## WORK REQUEST
Output all records precisely as written.

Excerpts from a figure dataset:
* * *

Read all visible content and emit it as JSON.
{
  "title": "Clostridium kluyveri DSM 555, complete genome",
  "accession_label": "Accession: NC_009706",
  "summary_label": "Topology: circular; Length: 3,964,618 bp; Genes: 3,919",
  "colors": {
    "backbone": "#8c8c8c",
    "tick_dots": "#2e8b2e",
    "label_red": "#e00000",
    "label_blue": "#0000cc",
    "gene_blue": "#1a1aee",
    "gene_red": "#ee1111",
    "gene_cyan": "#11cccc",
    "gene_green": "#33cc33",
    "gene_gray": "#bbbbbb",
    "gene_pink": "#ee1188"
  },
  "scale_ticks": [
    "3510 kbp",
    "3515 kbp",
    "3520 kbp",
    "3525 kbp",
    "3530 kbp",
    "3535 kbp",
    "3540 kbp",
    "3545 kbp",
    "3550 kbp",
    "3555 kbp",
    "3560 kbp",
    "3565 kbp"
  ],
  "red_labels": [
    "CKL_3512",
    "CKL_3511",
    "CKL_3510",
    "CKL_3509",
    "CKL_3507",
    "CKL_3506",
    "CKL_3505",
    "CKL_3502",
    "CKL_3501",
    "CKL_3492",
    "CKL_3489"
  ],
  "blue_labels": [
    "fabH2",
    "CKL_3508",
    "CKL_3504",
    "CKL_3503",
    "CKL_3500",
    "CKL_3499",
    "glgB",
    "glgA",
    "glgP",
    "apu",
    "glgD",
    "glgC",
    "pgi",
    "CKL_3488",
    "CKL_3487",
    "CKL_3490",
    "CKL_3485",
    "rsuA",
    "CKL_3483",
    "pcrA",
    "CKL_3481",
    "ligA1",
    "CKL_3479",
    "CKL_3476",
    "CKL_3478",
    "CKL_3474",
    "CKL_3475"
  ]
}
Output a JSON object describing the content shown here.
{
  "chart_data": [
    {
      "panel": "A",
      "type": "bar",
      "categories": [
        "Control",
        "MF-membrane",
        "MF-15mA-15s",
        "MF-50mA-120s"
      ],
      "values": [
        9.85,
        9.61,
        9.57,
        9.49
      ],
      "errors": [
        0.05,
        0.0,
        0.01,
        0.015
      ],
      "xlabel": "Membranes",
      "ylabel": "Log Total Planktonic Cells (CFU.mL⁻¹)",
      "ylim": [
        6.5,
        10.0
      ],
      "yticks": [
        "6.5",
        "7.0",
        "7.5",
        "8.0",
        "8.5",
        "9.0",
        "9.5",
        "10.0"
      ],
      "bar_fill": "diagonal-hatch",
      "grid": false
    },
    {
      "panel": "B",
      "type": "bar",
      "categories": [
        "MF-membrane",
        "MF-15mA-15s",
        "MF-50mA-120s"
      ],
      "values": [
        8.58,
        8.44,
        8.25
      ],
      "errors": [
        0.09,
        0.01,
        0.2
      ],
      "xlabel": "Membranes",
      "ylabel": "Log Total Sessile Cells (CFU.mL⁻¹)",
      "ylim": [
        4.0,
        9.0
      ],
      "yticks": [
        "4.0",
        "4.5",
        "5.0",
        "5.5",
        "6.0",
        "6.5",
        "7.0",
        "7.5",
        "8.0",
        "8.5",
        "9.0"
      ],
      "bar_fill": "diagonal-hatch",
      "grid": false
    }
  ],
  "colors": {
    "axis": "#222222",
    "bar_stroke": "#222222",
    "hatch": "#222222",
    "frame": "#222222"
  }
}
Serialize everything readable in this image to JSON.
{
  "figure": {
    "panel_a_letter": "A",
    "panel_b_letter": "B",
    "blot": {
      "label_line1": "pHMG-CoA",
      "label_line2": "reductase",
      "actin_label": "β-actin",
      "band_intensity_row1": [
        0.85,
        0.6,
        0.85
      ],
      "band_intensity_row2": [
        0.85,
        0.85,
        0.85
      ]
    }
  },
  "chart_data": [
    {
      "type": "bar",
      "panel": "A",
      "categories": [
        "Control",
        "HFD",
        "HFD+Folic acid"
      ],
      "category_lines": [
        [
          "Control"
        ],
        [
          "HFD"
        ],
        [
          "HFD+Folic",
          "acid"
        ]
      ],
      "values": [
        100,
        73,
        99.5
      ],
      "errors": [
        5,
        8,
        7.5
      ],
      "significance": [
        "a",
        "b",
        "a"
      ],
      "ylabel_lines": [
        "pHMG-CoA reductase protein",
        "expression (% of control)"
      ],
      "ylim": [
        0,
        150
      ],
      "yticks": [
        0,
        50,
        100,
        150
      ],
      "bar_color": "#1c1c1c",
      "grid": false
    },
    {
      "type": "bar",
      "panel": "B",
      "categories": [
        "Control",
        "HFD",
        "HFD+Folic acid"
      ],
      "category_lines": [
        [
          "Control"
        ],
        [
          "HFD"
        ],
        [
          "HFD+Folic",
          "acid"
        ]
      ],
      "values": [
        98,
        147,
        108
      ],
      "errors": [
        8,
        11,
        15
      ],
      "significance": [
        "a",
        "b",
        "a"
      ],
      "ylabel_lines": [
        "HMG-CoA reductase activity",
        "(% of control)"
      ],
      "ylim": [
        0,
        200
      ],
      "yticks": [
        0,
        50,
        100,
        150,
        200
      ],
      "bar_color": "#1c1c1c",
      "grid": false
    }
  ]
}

* * *

## THE COMPLETED TASK
Read all visible content and emit it as JSON.
{
  "title": "Clostridium kluyveri DSM 555, complete genome",
  "accession_label": "Accession: NC_009706",
  "summary_label": "Topology: circular; Length: 3,964,618 bp; Genes: 3,919",
  "colors": {
    "backbone": "#8c8c8c",
    "tick_dots": "#2e8b2e",
    "label_red": "#e00000",
    "label_blue": "#0000cc",
    "gene_blue": "#1a1aee",
    "gene_red": "#ee1111",
    "gene_cyan": "#11cccc",
    "gene_green": "#33cc33",
    "gene_gray": "#bbbbbb",
    "gene_pink": "#ee1188"
  },
  "scale_ticks": [
    "3510 kbp",
    "3515 kbp",
    "3520 kbp",
    "3525 kbp",
    "3530 kbp",
    "3535 kbp",
    "3540 kbp",
    "3545 kbp",
    "3550 kbp",
    "3555 kbp",
    "3560 kbp",
    "3565 kbp"
  ],
  "red_labels": [
    "CKL_3512",
    "CKL_3511",
    "CKL_3510",
    "CKL_3509",
    "CKL_3507",
    "CKL_3506",
    "CKL_3505",
    "CKL_3502",
    "CKL_3501",
    "CKL_3492",
    "CKL_3489"
  ],
  "blue_labels": [
    "fabH2",
    "CKL_3508",
    "CKL_3504",
    "CKL_3503",
    "CKL_3500",
    "CKL_3499",
    "glgB",
    "glgA",
    "glgP",
    "apu",
    "glgD",
    "glgC",
    "pgi",
    "CKL_3488",
    "CKL_3487",
    "CKL_3490",
    "CKL_3485",
    "rsuA",
    "CKL_3483",
    "pcrA",
    "CKL_3481",
    "ligA1",
    "CKL_3479",
    "CKL_3476",
    "CKL_3478",
    "CKL_3474",
    "CKL_3475"
  ]
}
Output a JSON object describing the content shown here.
{
  "chart_data": [
    {
      "panel": "A",
      "type": "bar",
      "categories": [
        "Control",
        "MF-membrane",
        "MF-15mA-15s",
        "MF-50mA-120s"
      ],
      "values": [
        9.85,
        9.61,
        9.57,
        9.49
      ],
      "errors": [
        0.05,
        0.0,
        0.01,
        0.015
      ],
      "xlabel": "Membranes",
      "ylabel": "Log Total Planktonic Cells (CFU.mL⁻¹)",
      "ylim": [
        6.5,
        10.0
      ],
      "yticks": [
        "6.5",
        "7.0",
        "7.5",
        "8.0",
        "8.5",
        "9.0",
        "9.5",
        "10.0"
      ],
      "bar_fill": "diagonal-hatch",
      "grid": false
    },
    {
      "panel": "B",
      "type": "bar",
      "categories": [
        "MF-membrane",
        "MF-15mA-15s",
        "MF-50mA-120s"
      ],
      "values": [
        8.58,
        8.44,
        8.25
      ],
      "errors": [
        0.09,
        0.01,
        0.2
      ],
      "xlabel": "Membranes",
      "ylabel": "Log Total Sessile Cells (CFU.mL⁻¹)",
      "ylim": [
        4.0,
        9.0
      ],
      "yticks": [
        "4.0",
        "4.5",
        "5.0",
        "5.5",
        "6.0",
        "6.5",
        "7.0",
        "7.5",
        "8.0",
        "8.5",
        "9.0"
      ],
      "bar_fill": "diagonal-hatch",
      "grid": false
    }
  ],
  "colors": {
    "axis": "#222222",
    "bar_stroke": "#222222",
    "hatch": "#222222",
    "frame": "#222222"
  }
}
Serialize everything readable in this image to JSON.
{
  "figure": {
    "panel_a_letter": "A",
    "panel_b_letter": "B",
    "blot": {
      "label_line1": "pHMG-CoA",
      "label_line2": "reductase",
      "actin_label": "β-actin",
      "band_intensity_row1": [
        0.85,
        0.6,
        0.85
      ],
      "band_intensity_row2": [
        0.85,
        0.85,
        0.85
      ]
    }
  },
  "chart_data": [
    {
      "type": "bar",
      "panel": "A",
      "categories": [
        "Control",
        "HFD",
        "HFD+Folic acid"
      ],
      "category_lines": [
        [
          "Control"
        ],
        [
          "HFD"
        ],
        [
          "HFD+Folic",
          "acid"
        ]
      ],
      "values": [
        100,
        73,
        99.5
      ],
      "errors": [
        5,
        8,
        7.5
      ],
      "significance": [
        "a",
        "b",
        "a"
      ],
      "ylabel_lines": [
        "pHMG-CoA reductase protein",
        "expression (% of control)"
      ],
      "ylim": [
        0,
        150
      ],
      "yticks": [
        0,
        50,
        100,
        150
      ],
      "bar_color": "#1c1c1c",
      "grid": false
    },
    {
      "type": "bar",
      "panel": "B",
      "categories": [
        "Control",
        "HFD",
        "HFD+Folic acid"
      ],
      "category_lines": [
        [
          "Control"
        ],
        [
          "HFD"
        ],
        [
          "HFD+Folic",
          "acid"
        ]
      ],
      "values": [
        98,
        147,
        108
      ],
      "errors": [
        8,
        11,
        15
      ],
      "significance": [
        "a",
        "b",
        "a"
      ],
      "ylabel_lines": [
        "HMG-CoA reductase activity",
        "(% of control)"
      ],
      "ylim": [
        0,
        200
      ],
      "yticks": [
        0,
        50,
        100,
        150,
        200
      ],
      "bar_color": "#1c1c1c",
      "grid": false
    }
  ]
}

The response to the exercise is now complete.